--- What is required ---
Scan the listing that follows and report how many lines contain "Soröe". Write the number alone.

+ + +

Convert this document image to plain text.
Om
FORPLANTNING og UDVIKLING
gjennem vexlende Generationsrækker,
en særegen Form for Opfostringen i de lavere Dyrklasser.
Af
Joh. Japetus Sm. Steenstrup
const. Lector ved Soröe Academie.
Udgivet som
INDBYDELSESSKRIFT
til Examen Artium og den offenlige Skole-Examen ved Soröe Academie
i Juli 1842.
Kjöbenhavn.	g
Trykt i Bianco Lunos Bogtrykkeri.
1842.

+ + +

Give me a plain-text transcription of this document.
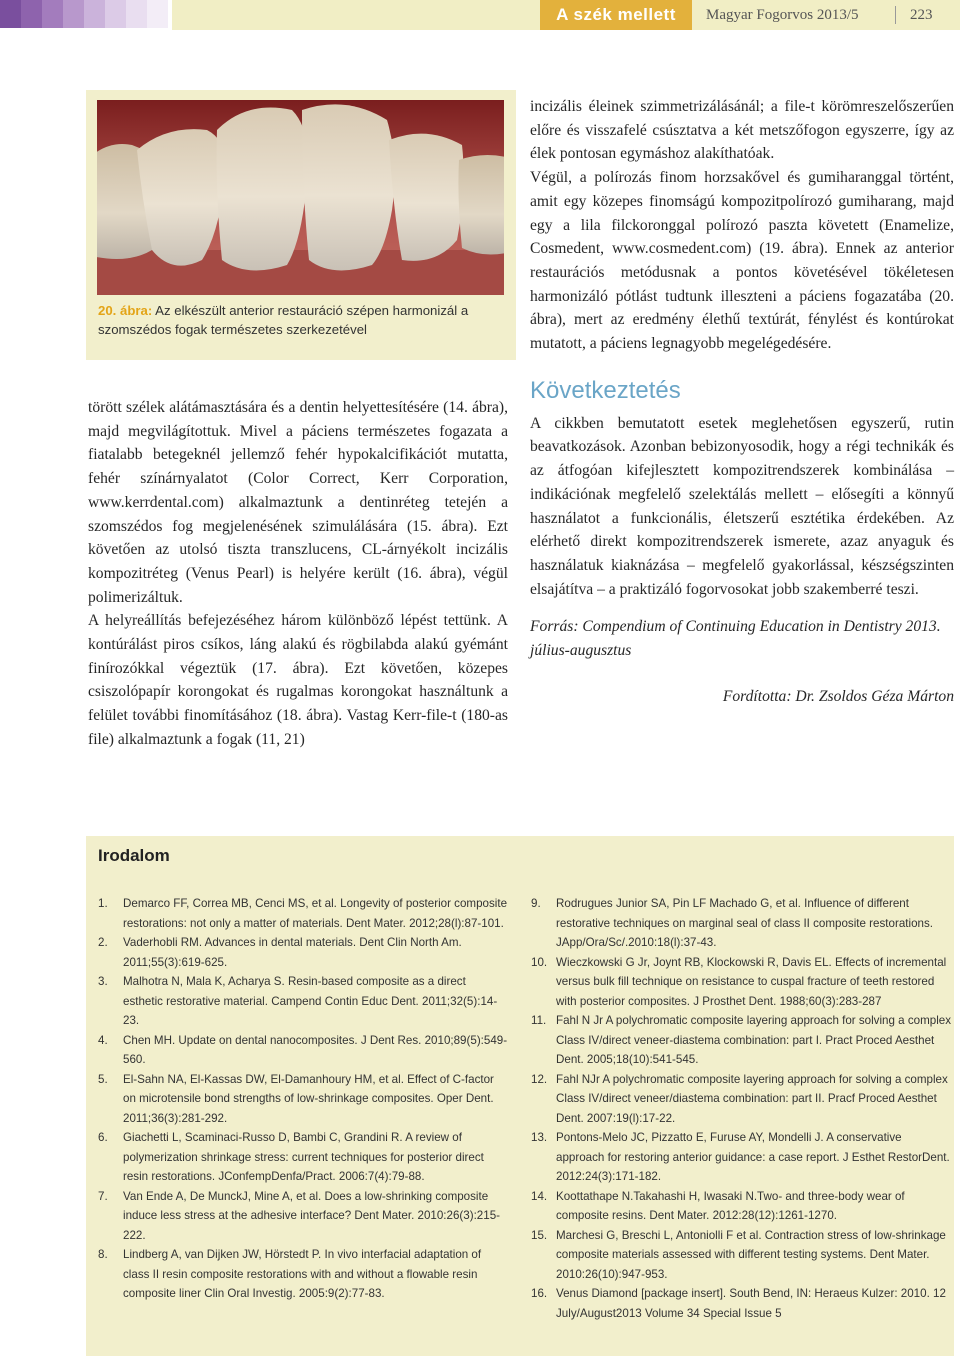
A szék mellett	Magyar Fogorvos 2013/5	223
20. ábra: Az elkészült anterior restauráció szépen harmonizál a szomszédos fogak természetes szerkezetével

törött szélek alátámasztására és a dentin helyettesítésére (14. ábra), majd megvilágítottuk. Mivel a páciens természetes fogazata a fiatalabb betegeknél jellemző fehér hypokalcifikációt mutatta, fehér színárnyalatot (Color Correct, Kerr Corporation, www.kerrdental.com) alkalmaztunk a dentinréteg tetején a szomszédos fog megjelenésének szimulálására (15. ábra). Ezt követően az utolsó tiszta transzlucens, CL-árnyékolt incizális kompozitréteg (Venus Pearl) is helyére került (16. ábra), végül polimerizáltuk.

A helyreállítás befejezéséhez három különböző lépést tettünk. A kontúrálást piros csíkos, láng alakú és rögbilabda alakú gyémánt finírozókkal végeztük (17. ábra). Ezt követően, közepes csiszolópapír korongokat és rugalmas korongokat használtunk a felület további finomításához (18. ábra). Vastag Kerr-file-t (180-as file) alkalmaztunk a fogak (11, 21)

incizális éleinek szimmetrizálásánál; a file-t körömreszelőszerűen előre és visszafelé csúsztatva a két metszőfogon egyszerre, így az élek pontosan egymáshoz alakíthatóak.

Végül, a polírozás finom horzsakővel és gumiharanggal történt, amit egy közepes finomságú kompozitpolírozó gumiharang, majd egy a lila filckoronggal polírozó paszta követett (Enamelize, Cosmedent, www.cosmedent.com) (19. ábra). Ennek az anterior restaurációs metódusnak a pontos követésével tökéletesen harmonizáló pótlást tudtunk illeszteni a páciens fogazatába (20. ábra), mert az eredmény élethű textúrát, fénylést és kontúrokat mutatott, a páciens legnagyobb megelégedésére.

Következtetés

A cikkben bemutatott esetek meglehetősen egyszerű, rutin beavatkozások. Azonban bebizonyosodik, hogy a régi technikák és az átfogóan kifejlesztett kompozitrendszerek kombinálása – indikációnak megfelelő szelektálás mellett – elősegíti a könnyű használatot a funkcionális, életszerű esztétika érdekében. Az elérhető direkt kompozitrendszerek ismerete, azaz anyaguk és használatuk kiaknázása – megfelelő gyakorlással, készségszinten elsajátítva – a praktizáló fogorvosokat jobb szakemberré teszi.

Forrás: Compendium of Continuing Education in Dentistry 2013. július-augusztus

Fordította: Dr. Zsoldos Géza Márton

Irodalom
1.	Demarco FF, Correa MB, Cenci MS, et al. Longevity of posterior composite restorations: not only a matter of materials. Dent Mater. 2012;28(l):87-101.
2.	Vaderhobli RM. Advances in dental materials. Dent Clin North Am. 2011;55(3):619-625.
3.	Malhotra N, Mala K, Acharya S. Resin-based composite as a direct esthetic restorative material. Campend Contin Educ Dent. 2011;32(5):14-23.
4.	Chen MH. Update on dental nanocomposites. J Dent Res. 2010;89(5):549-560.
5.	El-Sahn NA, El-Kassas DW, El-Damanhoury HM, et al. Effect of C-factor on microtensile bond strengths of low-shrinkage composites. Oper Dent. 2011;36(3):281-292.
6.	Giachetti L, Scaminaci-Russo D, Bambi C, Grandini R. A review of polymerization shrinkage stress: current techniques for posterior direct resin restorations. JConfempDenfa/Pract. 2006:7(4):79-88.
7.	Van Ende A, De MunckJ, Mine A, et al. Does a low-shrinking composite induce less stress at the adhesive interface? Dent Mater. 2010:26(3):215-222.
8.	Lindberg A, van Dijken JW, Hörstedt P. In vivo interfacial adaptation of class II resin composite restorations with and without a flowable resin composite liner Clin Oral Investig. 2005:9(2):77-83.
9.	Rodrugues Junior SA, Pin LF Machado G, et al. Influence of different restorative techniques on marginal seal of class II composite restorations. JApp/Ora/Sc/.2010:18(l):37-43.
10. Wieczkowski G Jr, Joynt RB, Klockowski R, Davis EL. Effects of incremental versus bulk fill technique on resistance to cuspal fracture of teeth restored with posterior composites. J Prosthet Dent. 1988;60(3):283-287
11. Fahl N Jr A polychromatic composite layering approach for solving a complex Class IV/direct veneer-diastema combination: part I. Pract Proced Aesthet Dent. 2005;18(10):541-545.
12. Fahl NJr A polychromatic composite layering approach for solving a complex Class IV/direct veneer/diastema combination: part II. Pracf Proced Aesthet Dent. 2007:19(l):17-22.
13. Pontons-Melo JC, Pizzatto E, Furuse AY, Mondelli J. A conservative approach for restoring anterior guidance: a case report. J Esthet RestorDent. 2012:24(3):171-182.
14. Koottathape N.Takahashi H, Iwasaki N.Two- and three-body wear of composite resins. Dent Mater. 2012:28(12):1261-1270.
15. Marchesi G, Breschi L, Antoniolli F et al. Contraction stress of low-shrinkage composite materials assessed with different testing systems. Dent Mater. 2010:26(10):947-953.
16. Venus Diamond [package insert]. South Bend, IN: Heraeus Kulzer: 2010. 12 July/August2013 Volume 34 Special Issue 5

+ + +

--- Correct result ---
2